- **Work instructions**
Extract the complete listing and output it unchanged.

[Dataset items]
—————

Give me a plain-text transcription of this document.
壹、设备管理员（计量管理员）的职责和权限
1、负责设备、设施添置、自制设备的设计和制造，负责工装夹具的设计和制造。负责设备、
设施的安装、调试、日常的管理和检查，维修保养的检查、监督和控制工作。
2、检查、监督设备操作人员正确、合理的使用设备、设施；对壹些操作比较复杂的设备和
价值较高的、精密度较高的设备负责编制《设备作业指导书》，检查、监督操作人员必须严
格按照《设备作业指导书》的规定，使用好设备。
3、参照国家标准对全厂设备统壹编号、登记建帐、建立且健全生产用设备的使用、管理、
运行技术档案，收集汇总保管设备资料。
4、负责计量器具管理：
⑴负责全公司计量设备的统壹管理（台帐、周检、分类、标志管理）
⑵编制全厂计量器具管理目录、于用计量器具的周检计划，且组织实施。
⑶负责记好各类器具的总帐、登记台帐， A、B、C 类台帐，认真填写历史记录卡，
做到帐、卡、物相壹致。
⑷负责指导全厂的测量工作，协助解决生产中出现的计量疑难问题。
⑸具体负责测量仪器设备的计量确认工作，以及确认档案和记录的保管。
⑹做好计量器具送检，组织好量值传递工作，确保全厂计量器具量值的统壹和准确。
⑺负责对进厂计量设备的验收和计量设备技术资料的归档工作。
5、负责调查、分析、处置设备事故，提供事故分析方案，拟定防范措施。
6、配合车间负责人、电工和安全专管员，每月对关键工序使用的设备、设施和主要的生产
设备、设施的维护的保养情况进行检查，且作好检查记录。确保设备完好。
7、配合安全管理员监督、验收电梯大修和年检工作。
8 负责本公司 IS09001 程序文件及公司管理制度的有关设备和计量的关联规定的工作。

—————

- **The result**
Give me a plain-text transcription of this document.
壹、设备管理员（计量管理员）的职责和权限
1、负责设备、设施添置、自制设备的设计和制造，负责工装夹具的设计和制造。负责设备、
设施的安装、调试、日常的管理和检查，维修保养的检查、监督和控制工作。
2、检查、监督设备操作人员正确、合理的使用设备、设施；对壹些操作比较复杂的设备和
价值较高的、精密度较高的设备负责编制《设备作业指导书》，检查、监督操作人员必须严
格按照《设备作业指导书》的规定，使用好设备。
3、参照国家标准对全厂设备统壹编号、登记建帐、建立且健全生产用设备的使用、管理、
运行技术档案，收集汇总保管设备资料。
4、负责计量器具管理：
⑴负责全公司计量设备的统壹管理（台帐、周检、分类、标志管理）
⑵编制全厂计量器具管理目录、于用计量器具的周检计划，且组织实施。
⑶负责记好各类器具的总帐、登记台帐， A、B、C 类台帐，认真填写历史记录卡，
做到帐、卡、物相壹致。
⑷负责指导全厂的测量工作，协助解决生产中出现的计量疑难问题。
⑸具体负责测量仪器设备的计量确认工作，以及确认档案和记录的保管。
⑹做好计量器具送检，组织好量值传递工作，确保全厂计量器具量值的统壹和准确。
⑺负责对进厂计量设备的验收和计量设备技术资料的归档工作。
5、负责调查、分析、处置设备事故，提供事故分析方案，拟定防范措施。
6、配合车间负责人、电工和安全专管员，每月对关键工序使用的设备、设施和主要的生产
设备、设施的维护的保养情况进行检查，且作好检查记录。确保设备完好。
7、配合安全管理员监督、验收电梯大修和年检工作。
8 负责本公司 IS09001 程序文件及公司管理制度的有关设备和计量的关联规定的工作。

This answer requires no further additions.